## SET EXERCISE
Quote the whole listing word for word, please.

── GIVEN RECORDS

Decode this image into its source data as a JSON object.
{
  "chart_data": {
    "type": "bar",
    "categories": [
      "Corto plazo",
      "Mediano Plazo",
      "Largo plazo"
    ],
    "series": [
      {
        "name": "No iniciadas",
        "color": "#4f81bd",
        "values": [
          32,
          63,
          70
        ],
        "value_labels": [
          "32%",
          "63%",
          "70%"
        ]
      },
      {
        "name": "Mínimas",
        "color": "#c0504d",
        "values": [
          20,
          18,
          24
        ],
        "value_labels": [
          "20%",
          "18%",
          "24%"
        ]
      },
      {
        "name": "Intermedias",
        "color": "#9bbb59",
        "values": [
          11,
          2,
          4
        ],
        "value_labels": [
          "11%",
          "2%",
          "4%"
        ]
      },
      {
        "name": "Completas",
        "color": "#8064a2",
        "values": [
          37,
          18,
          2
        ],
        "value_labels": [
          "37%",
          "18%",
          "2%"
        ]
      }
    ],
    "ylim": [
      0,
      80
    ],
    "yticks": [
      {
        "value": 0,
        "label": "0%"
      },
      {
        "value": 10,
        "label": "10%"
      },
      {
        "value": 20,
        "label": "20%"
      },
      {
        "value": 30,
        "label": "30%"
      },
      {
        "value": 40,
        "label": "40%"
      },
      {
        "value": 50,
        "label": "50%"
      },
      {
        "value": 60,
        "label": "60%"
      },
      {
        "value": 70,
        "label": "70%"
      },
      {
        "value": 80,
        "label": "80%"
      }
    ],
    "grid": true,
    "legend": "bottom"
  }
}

────

## WRITTEN ANSWER
Decode this image into its source data as a JSON object.
{
  "chart_data": {
    "type": "bar",
    "categories": [
      "Corto plazo",
      "Mediano Plazo",
      "Largo plazo"
    ],
    "series": [
      {
        "name": "No iniciadas",
        "color": "#4f81bd",
        "values": [
          32,
          63,
          70
        ],
        "value_labels": [
          "32%",
          "63%",
          "70%"
        ]
      },
      {
        "name": "Mínimas",
        "color": "#c0504d",
        "values": [
          20,
          18,
          24
        ],
        "value_labels": [
          "20%",
          "18%",
          "24%"
        ]
      },
      {
        "name": "Intermedias",
        "color": "#9bbb59",
        "values": [
          11,
          2,
          4
        ],
        "value_labels": [
          "11%",
          "2%",
          "4%"
        ]
      },
      {
        "name": "Completas",
        "color": "#8064a2",
        "values": [
          37,
          18,
          2
        ],
        "value_labels": [
          "37%",
          "18%",
          "2%"
        ]
      }
    ],
    "ylim": [
      0,
      80
    ],
    "yticks": [
      {
        "value": 0,
        "label": "0%"
      },
      {
        "value": 10,
        "label": "10%"
      },
      {
        "value": 20,
        "label": "20%"
      },
      {
        "value": 30,
        "label": "30%"
      },
      {
        "value": 40,
        "label": "40%"
      },
      {
        "value": 50,
        "label": "50%"
      },
      {
        "value": 60,
        "label": "60%"
      },
      {
        "value": 70,
        "label": "70%"
      },
      {
        "value": 80,
        "label": "80%"
      }
    ],
    "grid": true,
    "legend": "bottom"
  }
}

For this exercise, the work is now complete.